With the pictures omitted, write out the entries that follow exactly as they stand.
-- start Material --
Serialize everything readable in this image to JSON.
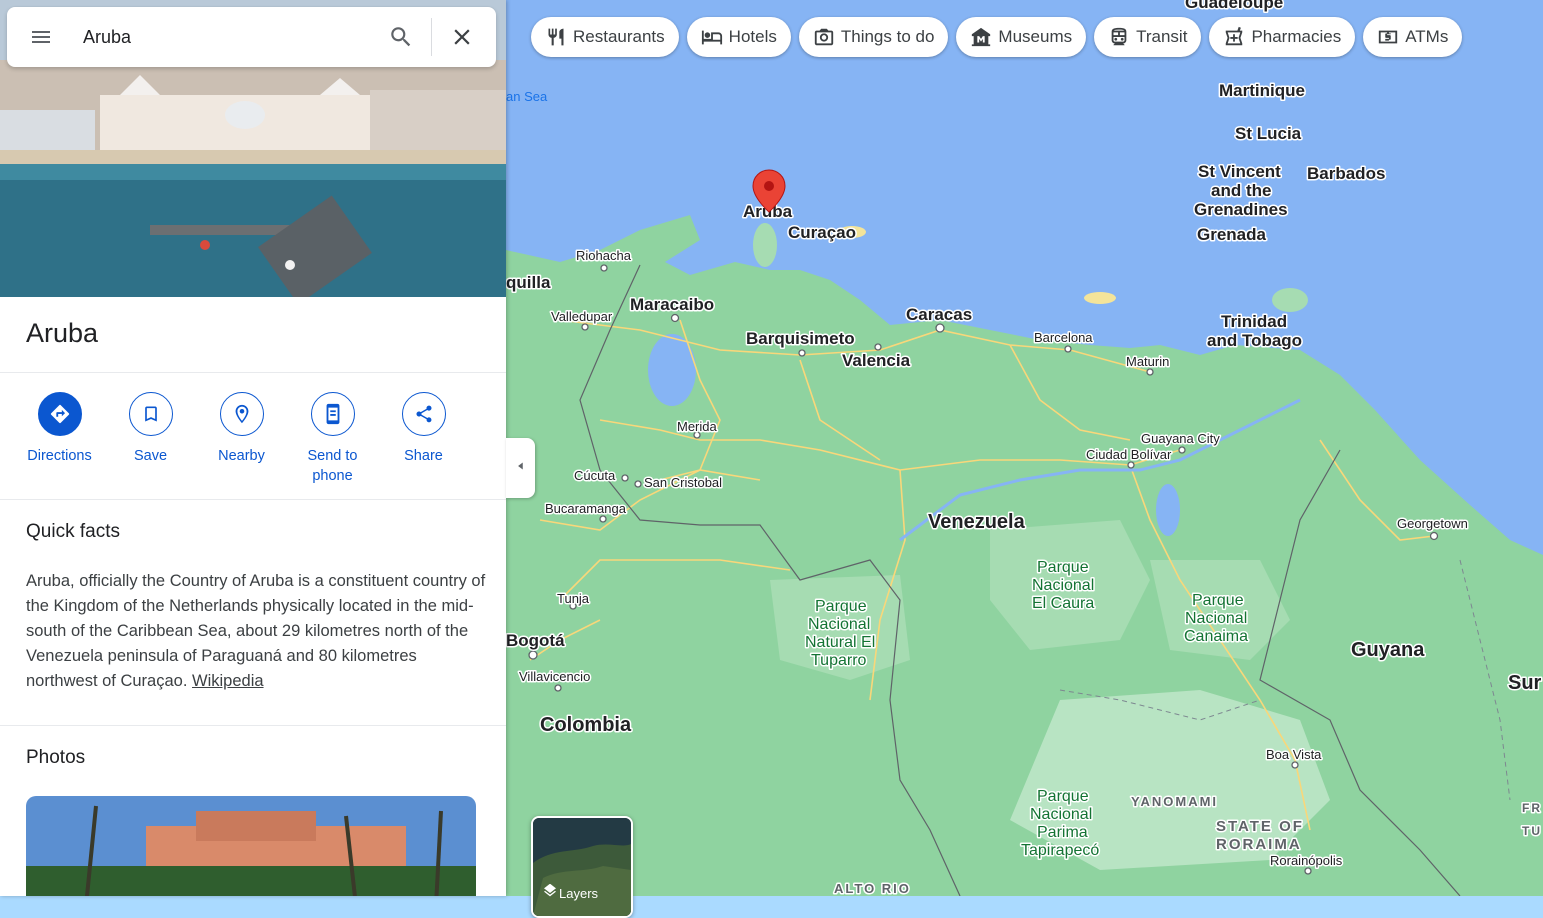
{
  "search": {
    "query": "Aruba"
  },
  "place": {
    "title": "Aruba"
  },
  "actions": [
    {
      "label": "Directions"
    },
    {
      "label": "Save"
    },
    {
      "label": "Nearby"
    },
    {
      "label": "Send to phone"
    },
    {
      "label": "Share"
    }
  ],
  "quick_facts": {
    "heading": "Quick facts",
    "text": "Aruba, officially the Country of Aruba is a constituent country of the Kingdom of the Netherlands physically located in the mid-south of the Caribbean Sea, about 29 kilometres north of the Venezuela peninsula of Paraguaná and 80 kilometres northwest of Curaçao.",
    "link": "Wikipedia"
  },
  "photos": {
    "heading": "Photos"
  },
  "chips": [
    {
      "label": "Restaurants",
      "icon": "restaurant-icon"
    },
    {
      "label": "Hotels",
      "icon": "hotel-icon"
    },
    {
      "label": "Things to do",
      "icon": "camera-icon"
    },
    {
      "label": "Museums",
      "icon": "museum-icon"
    },
    {
      "label": "Transit",
      "icon": "transit-icon"
    },
    {
      "label": "Pharmacies",
      "icon": "pharmacy-icon"
    },
    {
      "label": "ATMs",
      "icon": "atm-icon"
    }
  ],
  "layers": {
    "label": "Layers"
  },
  "map": {
    "marker_label": "Aruba",
    "labels": {
      "guadeloupe": "Guadeloupe",
      "martinique": "Martinique",
      "st_lucia": "St Lucia",
      "st_vincent_1": "St Vincent",
      "st_vincent_2": "and the",
      "st_vincent_3": "Grenadines",
      "barbados": "Barbados",
      "grenada": "Grenada",
      "trinidad_1": "Trinidad",
      "trinidad_2": "and Tobago",
      "curacao": "Curaçao",
      "caribbean_sea": "an Sea",
      "riohacha": "Riohacha",
      "barranquilla": "quilla",
      "maracaibo": "Maracaibo",
      "valledupar": "Valledupar",
      "barquisimeto": "Barquisimeto",
      "caracas": "Caracas",
      "valencia": "Valencia",
      "barcelona": "Barcelona",
      "maturin": "Maturin",
      "merida": "Merida",
      "guayana_city": "Guayana City",
      "ciudad_bolivar": "Ciudad Bolívar",
      "cucuta": "Cúcuta",
      "san_cristobal": "San Cristobal",
      "bucaramanga": "Bucaramanga",
      "venezuela": "Venezuela",
      "georgetown": "Georgetown",
      "tunja": "Tunja",
      "bogota": "Bogotá",
      "villavicencio": "Villavicencio",
      "colombia": "Colombia",
      "guyana": "Guyana",
      "suriname": "Sur",
      "el_caura_1": "Parque",
      "el_caura_2": "Nacional",
      "el_caura_3": "El Caura",
      "tuparro_1": "Parque",
      "tuparro_2": "Nacional",
      "tuparro_3": "Natural El",
      "tuparro_4": "Tuparro",
      "canaima_1": "Parque",
      "canaima_2": "Nacional",
      "canaima_3": "Canaima",
      "parima_1": "Parque",
      "parima_2": "Nacional",
      "parima_3": "Parima",
      "parima_4": "Tapirapecó",
      "yanomami": "YANOMAMI",
      "roraima_1": "STATE OF",
      "roraima_2": "RORAIMA",
      "boa_vista": "Boa Vista",
      "rorainopolis": "Rorainópolis",
      "alto_rio": "ALTO RIO",
      "tu": "TU",
      "fr": "FR"
    }
  },
  "colors": {
    "water": "#aadaff",
    "land": "#8fd19e",
    "accent_blue": "#0b57d0",
    "marker_red": "#ea4335",
    "road_yellow": "#f9d77a"
  }
}
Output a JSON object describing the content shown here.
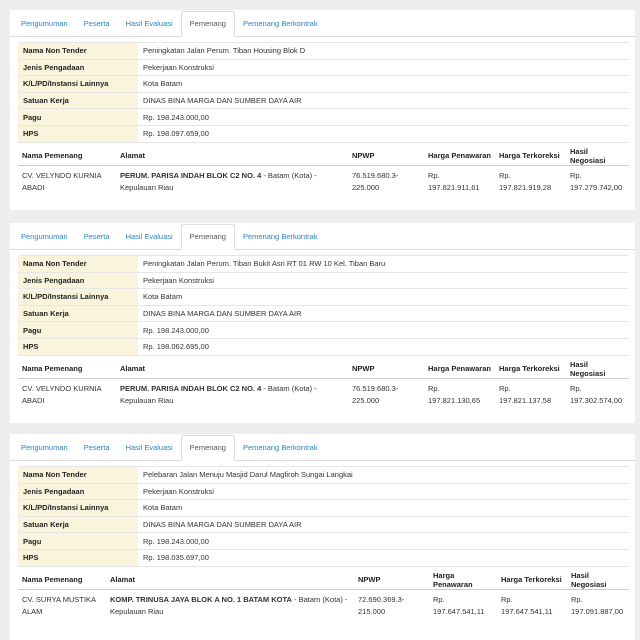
{
  "tabs": [
    "Pengumuman",
    "Peserta",
    "Hasil Evaluasi",
    "Pemenang",
    "Pemenang Berkontrak"
  ],
  "labels": {
    "nama_non_tender": "Nama Non Tender",
    "jenis_pengadaan": "Jenis Pengadaan",
    "klpd": "K/L/PD/Instansi Lainnya",
    "satuan_kerja": "Satuan Kerja",
    "pagu": "Pagu",
    "hps": "HPS"
  },
  "columns": [
    "Nama Pemenang",
    "Alamat",
    "NPWP",
    "Harga Penawaran",
    "Harga Terkoreksi",
    "Hasil Negosiasi"
  ],
  "panels": [
    {
      "nama_non_tender": "Peningkatan Jalan Perum. Tiban Housing Blok D",
      "jenis_pengadaan": "Pekerjaan Konstruksi",
      "klpd": "Kota Batam",
      "satuan_kerja": "DINAS BINA MARGA DAN SUMBER DAYA AIR",
      "pagu": "Rp. 198.243.000,00",
      "hps": "Rp. 198.097.659,00",
      "winner": {
        "nama": "CV. VELYNDO KURNIA ABADI",
        "alamat_bold": "PERUM. PARISA INDAH BLOK C2 NO. 4",
        "alamat_rest": " - Batam (Kota) - Kepulauan Riau",
        "npwp": "76.519.680.3-225.000",
        "harga_penawaran": "Rp. 197.821.911,61",
        "harga_terkoreksi": "Rp. 197.821.919,28",
        "hasil_negosiasi": "Rp. 197.279.742,00"
      }
    },
    {
      "nama_non_tender": "Peningkatan Jalan Perum. Tiban Bukit Asri RT 01 RW 10 Kel. Tiban Baru",
      "jenis_pengadaan": "Pekerjaan Konstruksi",
      "klpd": "Kota Batam",
      "satuan_kerja": "DINAS BINA MARGA DAN SUMBER DAYA AIR",
      "pagu": "Rp. 198.243.000,00",
      "hps": "Rp. 198.062.695,00",
      "winner": {
        "nama": "CV. VELYNDO KURNIA ABADI",
        "alamat_bold": "PERUM. PARISA INDAH BLOK C2 NO. 4",
        "alamat_rest": " - Batam (Kota) - Kepulauan Riau",
        "npwp": "76.519.680.3-225.000",
        "harga_penawaran": "Rp. 197.821.130,65",
        "harga_terkoreksi": "Rp. 197.821.137,58",
        "hasil_negosiasi": "Rp. 197.302.574,00"
      }
    },
    {
      "nama_non_tender": "Pelebaran Jalan Menuju Masjid Darul Magfiroh Sungai Langkai",
      "jenis_pengadaan": "Pekerjaan Konstruksi",
      "klpd": "Kota Batam",
      "satuan_kerja": "DINAS BINA MARGA DAN SUMBER DAYA AIR",
      "pagu": "Rp. 198.243.000,00",
      "hps": "Rp. 198.035.697,00",
      "winner": {
        "nama": "CV. SURYA MUSTIKA ALAM",
        "alamat_bold": "KOMP. TRINUSA JAYA BLOK A NO. 1 BATAM KOTA",
        "alamat_rest": " - Batam (Kota) - Kepulauan Riau",
        "npwp": "72.690.369.3-215.000",
        "harga_penawaran": "Rp. 197.647.541,11",
        "harga_terkoreksi": "Rp. 197.647.541,11",
        "hasil_negosiasi": "Rp. 197.091.887,00"
      }
    }
  ]
}
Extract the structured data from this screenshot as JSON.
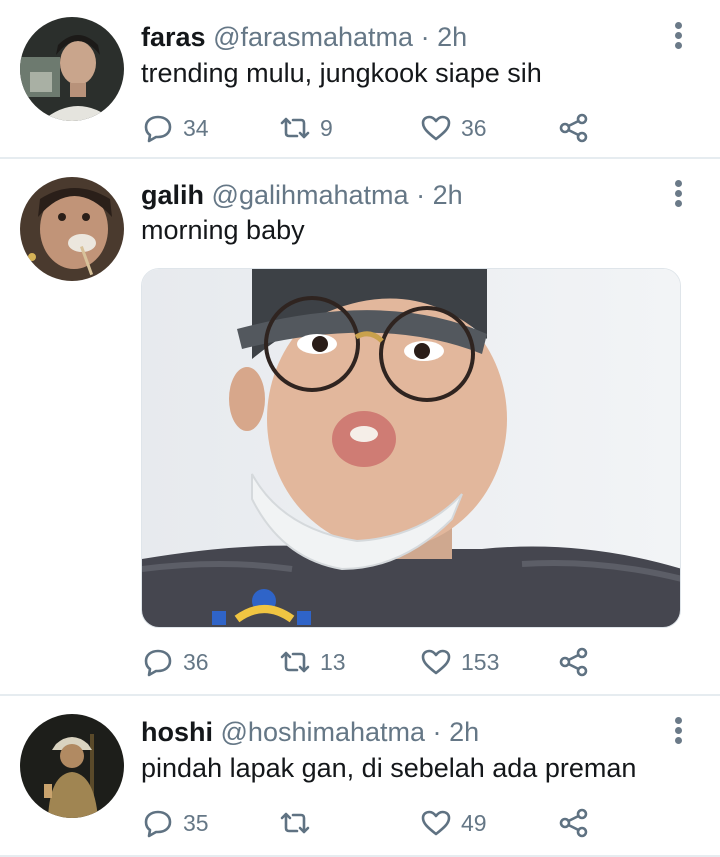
{
  "colors": {
    "text": "#14171a",
    "muted": "#657786",
    "divider": "#e6ecf0",
    "icon": "#5f7282"
  },
  "tweets": [
    {
      "name": "faras",
      "handle": "@farasmahatma",
      "separator": "·",
      "time": "2h",
      "text": "trending mulu, jungkook siape sih",
      "replies": "34",
      "retweets": "9",
      "likes": "36",
      "has_media": false
    },
    {
      "name": "galih",
      "handle": "@galihmahatma",
      "separator": "·",
      "time": "2h",
      "text": "morning baby",
      "replies": "36",
      "retweets": "13",
      "likes": "153",
      "has_media": true
    },
    {
      "name": "hoshi",
      "handle": "@hoshimahatma",
      "separator": "·",
      "time": "2h",
      "text": "pindah lapak gan, di sebelah ada preman",
      "replies": "35",
      "retweets": "",
      "likes": "49",
      "has_media": false
    }
  ],
  "icons": {
    "reply": "reply-icon",
    "retweet": "retweet-icon",
    "like": "heart-icon",
    "share": "share-icon",
    "more": "more-vertical-icon"
  }
}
-- end Material --
## Problem solution
Serialize everything readable in this image to JSON.
{
  "search": {
    "query": "Aruba"
  },
  "place": {
    "title": "Aruba"
  },
  "actions": [
    {
      "label": "Directions"
    },
    {
      "label": "Save"
    },
    {
      "label": "Nearby"
    },
    {
      "label": "Send to phone"
    },
    {
      "label": "Share"
    }
  ],
  "quick_facts": {
    "heading": "Quick facts",
    "text": "Aruba, officially the Country of Aruba is a constituent country of the Kingdom of the Netherlands physically located in the mid-south of the Caribbean Sea, about 29 kilometres north of the Venezuela peninsula of Paraguaná and 80 kilometres northwest of Curaçao.",
    "link": "Wikipedia"
  },
  "photos": {
    "heading": "Photos"
  },
  "chips": [
    {
      "label": "Restaurants",
      "icon": "restaurant-icon"
    },
    {
      "label": "Hotels",
      "icon": "hotel-icon"
    },
    {
      "label": "Things to do",
      "icon": "camera-icon"
    },
    {
      "label": "Museums",
      "icon": "museum-icon"
    },
    {
      "label": "Transit",
      "icon": "transit-icon"
    },
    {
      "label": "Pharmacies",
      "icon": "pharmacy-icon"
    },
    {
      "label": "ATMs",
      "icon": "atm-icon"
    }
  ],
  "layers": {
    "label": "Layers"
  },
  "map": {
    "marker_label": "Aruba",
    "labels": {
      "guadeloupe": "Guadeloupe",
      "martinique": "Martinique",
      "st_lucia": "St Lucia",
      "st_vincent_1": "St Vincent",
      "st_vincent_2": "and the",
      "st_vincent_3": "Grenadines",
      "barbados": "Barbados",
      "grenada": "Grenada",
      "trinidad_1": "Trinidad",
      "trinidad_2": "and Tobago",
      "curacao": "Curaçao",
      "caribbean_sea": "an Sea",
      "riohacha": "Riohacha",
      "barranquilla": "quilla",
      "maracaibo": "Maracaibo",
      "valledupar": "Valledupar",
      "barquisimeto": "Barquisimeto",
      "caracas": "Caracas",
      "valencia": "Valencia",
      "barcelona": "Barcelona",
      "maturin": "Maturin",
      "merida": "Merida",
      "guayana_city": "Guayana City",
      "ciudad_bolivar": "Ciudad Bolívar",
      "cucuta": "Cúcuta",
      "san_cristobal": "San Cristobal",
      "bucaramanga": "Bucaramanga",
      "venezuela": "Venezuela",
      "georgetown": "Georgetown",
      "tunja": "Tunja",
      "bogota": "Bogotá",
      "villavicencio": "Villavicencio",
      "colombia": "Colombia",
      "guyana": "Guyana",
      "suriname": "Sur",
      "el_caura_1": "Parque",
      "el_caura_2": "Nacional",
      "el_caura_3": "El Caura",
      "tuparro_1": "Parque",
      "tuparro_2": "Nacional",
      "tuparro_3": "Natural El",
      "tuparro_4": "Tuparro",
      "canaima_1": "Parque",
      "canaima_2": "Nacional",
      "canaima_3": "Canaima",
      "parima_1": "Parque",
      "parima_2": "Nacional",
      "parima_3": "Parima",
      "parima_4": "Tapirapecó",
      "yanomami": "YANOMAMI",
      "roraima_1": "STATE OF",
      "roraima_2": "RORAIMA",
      "boa_vista": "Boa Vista",
      "rorainopolis": "Rorainópolis",
      "alto_rio": "ALTO RIO",
      "tu": "TU",
      "fr": "FR"
    }
  },
  "colors": {
    "water": "#aadaff",
    "land": "#8fd19e",
    "accent_blue": "#0b57d0",
    "marker_red": "#ea4335",
    "road_yellow": "#f9d77a"
  }
}
Output a JSON object describing the content shown here.
{
  "tabs": [
    "Pengumuman",
    "Peserta",
    "Hasil Evaluasi",
    "Pemenang",
    "Pemenang Berkontrak"
  ],
  "labels": {
    "nama_non_tender": "Nama Non Tender",
    "jenis_pengadaan": "Jenis Pengadaan",
    "klpd": "K/L/PD/Instansi Lainnya",
    "satuan_kerja": "Satuan Kerja",
    "pagu": "Pagu",
    "hps": "HPS"
  },
  "columns": [
    "Nama Pemenang",
    "Alamat",
    "NPWP",
    "Harga Penawaran",
    "Harga Terkoreksi",
    "Hasil Negosiasi"
  ],
  "panels": [
    {
      "nama_non_tender": "Peningkatan Jalan Perum. Tiban Housing Blok D",
      "jenis_pengadaan": "Pekerjaan Konstruksi",
      "klpd": "Kota Batam",
      "satuan_kerja": "DINAS BINA MARGA DAN SUMBER DAYA AIR",
      "pagu": "Rp. 198.243.000,00",
      "hps": "Rp. 198.097.659,00",
      "winner": {
        "nama": "CV. VELYNDO KURNIA ABADI",
        "alamat_bold": "PERUM. PARISA INDAH BLOK C2 NO. 4",
        "alamat_rest": " - Batam (Kota) - Kepulauan Riau",
        "npwp": "76.519.680.3-225.000",
        "harga_penawaran": "Rp. 197.821.911,61",
        "harga_terkoreksi": "Rp. 197.821.919,28",
        "hasil_negosiasi": "Rp. 197.279.742,00"
      }
    },
    {
      "nama_non_tender": "Peningkatan Jalan Perum. Tiban Bukit Asri RT 01 RW 10 Kel. Tiban Baru",
      "jenis_pengadaan": "Pekerjaan Konstruksi",
      "klpd": "Kota Batam",
      "satuan_kerja": "DINAS BINA MARGA DAN SUMBER DAYA AIR",
      "pagu": "Rp. 198.243.000,00",
      "hps": "Rp. 198.062.695,00",
      "winner": {
        "nama": "CV. VELYNDO KURNIA ABADI",
        "alamat_bold": "PERUM. PARISA INDAH BLOK C2 NO. 4",
        "alamat_rest": " - Batam (Kota) - Kepulauan Riau",
        "npwp": "76.519.680.3-225.000",
        "harga_penawaran": "Rp. 197.821.130,65",
        "harga_terkoreksi": "Rp. 197.821.137,58",
        "hasil_negosiasi": "Rp. 197.302.574,00"
      }
    },
    {
      "nama_non_tender": "Pelebaran Jalan Menuju Masjid Darul Magfiroh Sungai Langkai",
      "jenis_pengadaan": "Pekerjaan Konstruksi",
      "klpd": "Kota Batam",
      "satuan_kerja": "DINAS BINA MARGA DAN SUMBER DAYA AIR",
      "pagu": "Rp. 198.243.000,00",
      "hps": "Rp. 198.035.697,00",
      "winner": {
        "nama": "CV. SURYA MUSTIKA ALAM",
        "alamat_bold": "KOMP. TRINUSA JAYA BLOK A NO. 1 BATAM KOTA",
        "alamat_rest": " - Batam (Kota) - Kepulauan Riau",
        "npwp": "72.690.369.3-215.000",
        "harga_penawaran": "Rp. 197.647.541,11",
        "harga_terkoreksi": "Rp. 197.647.541,11",
        "hasil_negosiasi": "Rp. 197.091.887,00"
      }
    }
  ]
}
Extract the structured data from this screenshot as JSON.
{
  "colors": {
    "text": "#14171a",
    "muted": "#657786",
    "divider": "#e6ecf0",
    "icon": "#5f7282"
  },
  "tweets": [
    {
      "name": "faras",
      "handle": "@farasmahatma",
      "separator": "·",
      "time": "2h",
      "text": "trending mulu, jungkook siape sih",
      "replies": "34",
      "retweets": "9",
      "likes": "36",
      "has_media": false
    },
    {
      "name": "galih",
      "handle": "@galihmahatma",
      "separator": "·",
      "time": "2h",
      "text": "morning baby",
      "replies": "36",
      "retweets": "13",
      "likes": "153",
      "has_media": true
    },
    {
      "name": "hoshi",
      "handle": "@hoshimahatma",
      "separator": "·",
      "time": "2h",
      "text": "pindah lapak gan, di sebelah ada preman",
      "replies": "35",
      "retweets": "",
      "likes": "49",
      "has_media": false
    }
  ],
  "icons": {
    "reply": "reply-icon",
    "retweet": "retweet-icon",
    "like": "heart-icon",
    "share": "share-icon",
    "more": "more-vertical-icon"
  }
}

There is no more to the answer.